_THE INPUT_

========================================================================

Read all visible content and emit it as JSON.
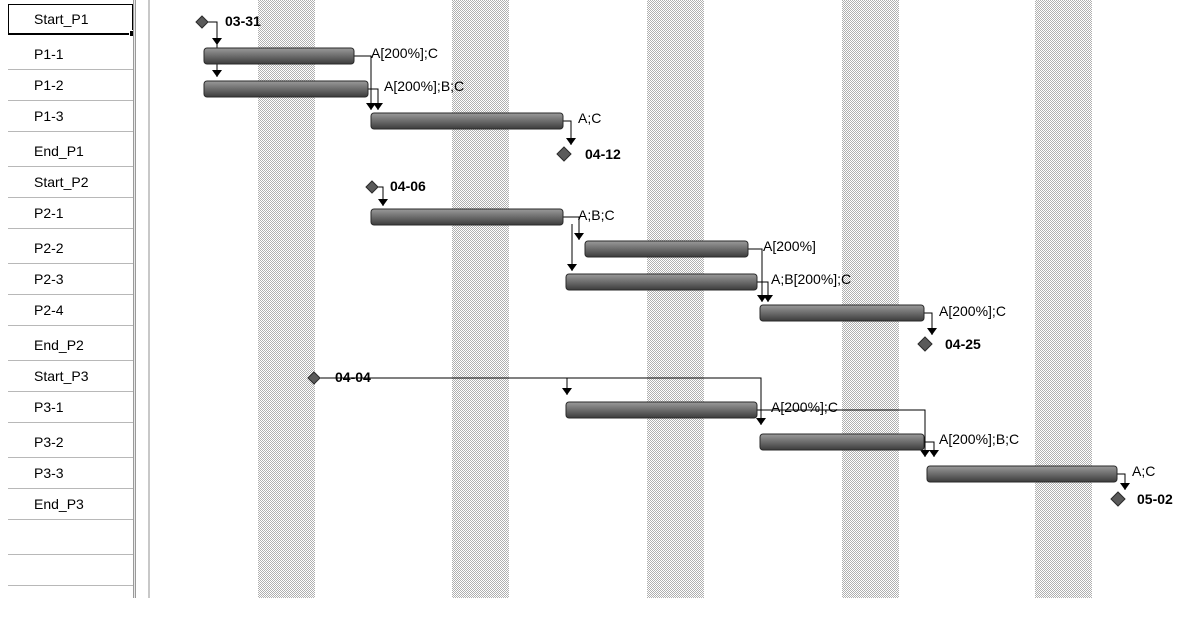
{
  "tasks": [
    {
      "name": "Start_P1"
    },
    {
      "name": "P1-1"
    },
    {
      "name": "P1-2"
    },
    {
      "name": "P1-3"
    },
    {
      "name": "End_P1"
    },
    {
      "name": "Start_P2"
    },
    {
      "name": "P2-1"
    },
    {
      "name": "P2-2"
    },
    {
      "name": "P2-3"
    },
    {
      "name": "P2-4"
    },
    {
      "name": "End_P2"
    },
    {
      "name": "Start_P3"
    },
    {
      "name": "P3-1"
    },
    {
      "name": "P3-2"
    },
    {
      "name": "P3-3"
    },
    {
      "name": "End_P3"
    }
  ],
  "selected_task": "Start_P1",
  "milestone_labels": {
    "start_p1": "03-31",
    "end_p1": "04-12",
    "start_p2": "04-06",
    "end_p2": "04-25",
    "start_p3": "04-04",
    "end_p3": "05-02"
  },
  "resource_labels": {
    "p1_1": "A[200%];C",
    "p1_2": "A[200%];B;C",
    "p1_3": "A;C",
    "p2_1": "A;B;C",
    "p2_2": "A[200%]",
    "p2_3": "A;B[200%];C",
    "p2_4": "A[200%];C",
    "p3_1": "A[200%];C",
    "p3_2": "A[200%];B;C",
    "p3_3": "A;C"
  },
  "colors": {
    "bar": "#6e6e6e",
    "milestone": "#5a5a5a",
    "nonworking_shade": "#d8d8d8",
    "row_border": "#b8b8b8"
  }
}
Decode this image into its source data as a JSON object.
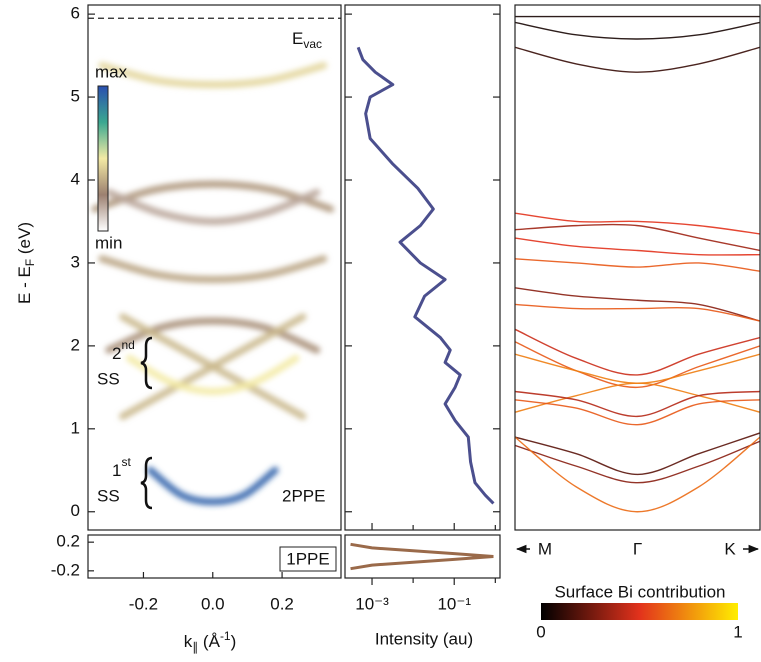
{
  "chart_data": [
    {
      "type": "heatmap",
      "y_label": [
        "E - E",
        "F",
        " (eV)"
      ],
      "x_label": [
        "k",
        "∥",
        " (Å",
        "-1",
        ")"
      ],
      "ylim": [
        -0.22,
        6.11
      ],
      "yticks": [
        0,
        1,
        2,
        3,
        4,
        5,
        6
      ],
      "xlim": [
        -0.36,
        0.37
      ],
      "xticks": [
        -0.2,
        {
          "value": 0,
          "label": "0.0"
        },
        0.2
      ],
      "vacuum_level": 5.95,
      "annotations": {
        "vacuum": [
          "E",
          "vac"
        ],
        "second_ss": [
          "2",
          "nd",
          "SS"
        ],
        "first_ss": [
          "1",
          "st",
          "SS"
        ],
        "mode": "2PPE"
      },
      "colorbar": {
        "max": "max",
        "min": "min",
        "colors": [
          "#ffffff",
          "#9c8070",
          "#f3eaa4",
          "#3aa890",
          "#2a4fb0"
        ]
      },
      "features": [
        {
          "k": [
            -0.32,
            -0.16,
            0,
            0.16,
            0.32
          ],
          "E": [
            5.38,
            5.2,
            5.15,
            5.2,
            5.38
          ],
          "intensity": 0.45
        },
        {
          "k": [
            -0.34,
            -0.17,
            0,
            0.17,
            0.34
          ],
          "E": [
            3.65,
            3.88,
            3.95,
            3.88,
            3.65
          ],
          "intensity": 0.3
        },
        {
          "k": [
            -0.3,
            -0.15,
            0,
            0.15,
            0.3
          ],
          "E": [
            3.85,
            3.6,
            3.5,
            3.6,
            3.85
          ],
          "intensity": 0.18
        },
        {
          "k": [
            -0.32,
            -0.16,
            0,
            0.16,
            0.32
          ],
          "E": [
            3.05,
            2.86,
            2.8,
            2.86,
            3.05
          ],
          "intensity": 0.33
        },
        {
          "k": [
            -0.3,
            -0.15,
            0,
            0.15,
            0.3
          ],
          "E": [
            1.95,
            2.22,
            2.3,
            2.22,
            1.95
          ],
          "intensity": 0.28
        },
        {
          "k": [
            -0.26,
            -0.13,
            0,
            0.13,
            0.26
          ],
          "E": [
            2.35,
            2.05,
            1.75,
            1.45,
            1.15
          ],
          "intensity": 0.38
        },
        {
          "k": [
            -0.26,
            -0.13,
            0,
            0.13,
            0.26
          ],
          "E": [
            1.15,
            1.45,
            1.75,
            2.05,
            2.35
          ],
          "intensity": 0.38
        },
        {
          "k": [
            -0.24,
            -0.12,
            0,
            0.12,
            0.24
          ],
          "E": [
            1.85,
            1.56,
            1.45,
            1.56,
            1.85
          ],
          "intensity": 0.5
        },
        {
          "k": [
            -0.18,
            -0.09,
            0,
            0.09,
            0.18
          ],
          "E": [
            0.5,
            0.2,
            0.12,
            0.2,
            0.5
          ],
          "intensity": 0.95
        }
      ],
      "inset": {
        "label": "1PPE",
        "ylim": [
          -0.3,
          0.3
        ],
        "yticks": [
          0.2,
          -0.2
        ],
        "feature": {
          "k": [
            -0.12,
            0,
            0.12
          ],
          "E": [
            -0.02,
            -0.02,
            -0.02
          ],
          "intensity": 0.85
        }
      }
    },
    {
      "type": "line",
      "x_label": "Intensity (au)",
      "xscale": "log",
      "xlim": [
        0.00022,
        1.3
      ],
      "xticks": [
        {
          "value": 0.001,
          "label": "10⁻³"
        },
        {
          "value": 0.1,
          "label": "10⁻¹"
        }
      ],
      "xminor": [
        0.01,
        1
      ],
      "ylim": [
        -0.22,
        6.11
      ],
      "ytick_marks": [
        0,
        1,
        2,
        3,
        4,
        5,
        6
      ],
      "series": [
        {
          "color": "#4b4f8e",
          "x": [
            0.00046,
            0.0006,
            0.0012,
            0.0032,
            0.0009,
            0.0007,
            0.0009,
            0.0031,
            0.013,
            0.031,
            0.015,
            0.0048,
            0.015,
            0.06,
            0.019,
            0.011,
            0.046,
            0.08,
            0.06,
            0.14,
            0.105,
            0.06,
            0.105,
            0.22,
            0.25,
            0.32,
            0.57,
            0.9
          ],
          "y": [
            5.6,
            5.45,
            5.3,
            5.15,
            5.0,
            4.8,
            4.5,
            4.2,
            3.9,
            3.65,
            3.45,
            3.25,
            3.0,
            2.8,
            2.6,
            2.35,
            2.1,
            1.95,
            1.8,
            1.65,
            1.5,
            1.3,
            1.1,
            0.9,
            0.6,
            0.35,
            0.2,
            0.1
          ]
        }
      ],
      "inset": {
        "ylim": [
          -0.3,
          0.3
        ],
        "series": [
          {
            "color": "#9a6a4a",
            "x": [
              0.0003,
              0.001,
              0.01,
              0.1,
              0.9
            ],
            "y": [
              0.17,
              0.12,
              0.08,
              0.04,
              0.0
            ]
          },
          {
            "color": "#9a6a4a",
            "x": [
              0.0003,
              0.001,
              0.01,
              0.1,
              0.9
            ],
            "y": [
              -0.17,
              -0.12,
              -0.08,
              -0.04,
              0.0
            ]
          }
        ]
      }
    },
    {
      "type": "band_structure",
      "k_points": [
        "M",
        "Γ",
        "K"
      ],
      "xlim": [
        -1,
        1
      ],
      "k": [
        -1,
        -0.5,
        0,
        0.5,
        1
      ],
      "ylim": [
        -0.22,
        6.11
      ],
      "colorbar": {
        "title": "Surface Bi contribution",
        "ticks": [
          0,
          1
        ],
        "colors": [
          "#000000",
          "#e2321c",
          "#ffee00"
        ]
      },
      "bands": [
        {
          "E": [
            5.97,
            5.97,
            5.97,
            5.97,
            5.97
          ],
          "contribution": 0.05
        },
        {
          "E": [
            5.9,
            5.75,
            5.7,
            5.75,
            5.9
          ],
          "contribution": 0.05
        },
        {
          "E": [
            5.6,
            5.4,
            5.3,
            5.4,
            5.6
          ],
          "contribution": 0.12
        },
        {
          "E": [
            3.6,
            3.5,
            3.5,
            3.45,
            3.35
          ],
          "contribution": 0.5
        },
        {
          "E": [
            3.4,
            3.45,
            3.45,
            3.3,
            3.15
          ],
          "contribution": 0.35
        },
        {
          "E": [
            3.3,
            3.2,
            3.15,
            3.1,
            3.1
          ],
          "contribution": 0.5
        },
        {
          "E": [
            3.05,
            3.0,
            2.95,
            3.0,
            2.9
          ],
          "contribution": 0.6
        },
        {
          "E": [
            2.7,
            2.6,
            2.55,
            2.5,
            2.3
          ],
          "contribution": 0.3
        },
        {
          "E": [
            2.5,
            2.45,
            2.45,
            2.45,
            2.3
          ],
          "contribution": 0.6
        },
        {
          "E": [
            2.2,
            1.85,
            1.65,
            1.9,
            2.1
          ],
          "contribution": 0.45
        },
        {
          "E": [
            2.05,
            1.7,
            1.5,
            1.75,
            2.0
          ],
          "contribution": 0.6
        },
        {
          "E": [
            1.9,
            1.7,
            1.55,
            1.7,
            1.9
          ],
          "contribution": 0.7
        },
        {
          "E": [
            1.2,
            1.4,
            1.55,
            1.4,
            1.2
          ],
          "contribution": 0.7
        },
        {
          "E": [
            1.45,
            1.35,
            1.15,
            1.4,
            1.45
          ],
          "contribution": 0.4
        },
        {
          "E": [
            1.35,
            1.25,
            1.05,
            1.3,
            1.35
          ],
          "contribution": 0.6
        },
        {
          "E": [
            0.9,
            0.7,
            0.45,
            0.7,
            0.95
          ],
          "contribution": 0.2
        },
        {
          "E": [
            0.8,
            0.55,
            0.35,
            0.55,
            0.85
          ],
          "contribution": 0.3
        },
        {
          "E": [
            0.9,
            0.3,
            0.0,
            0.3,
            0.9
          ],
          "contribution": 0.65
        }
      ]
    }
  ]
}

========================================================================

_GIVEN EXERCISE_
Count the lines in the material above where the string "type" appears, then state only that count.

_WORKED SOLUTION_
3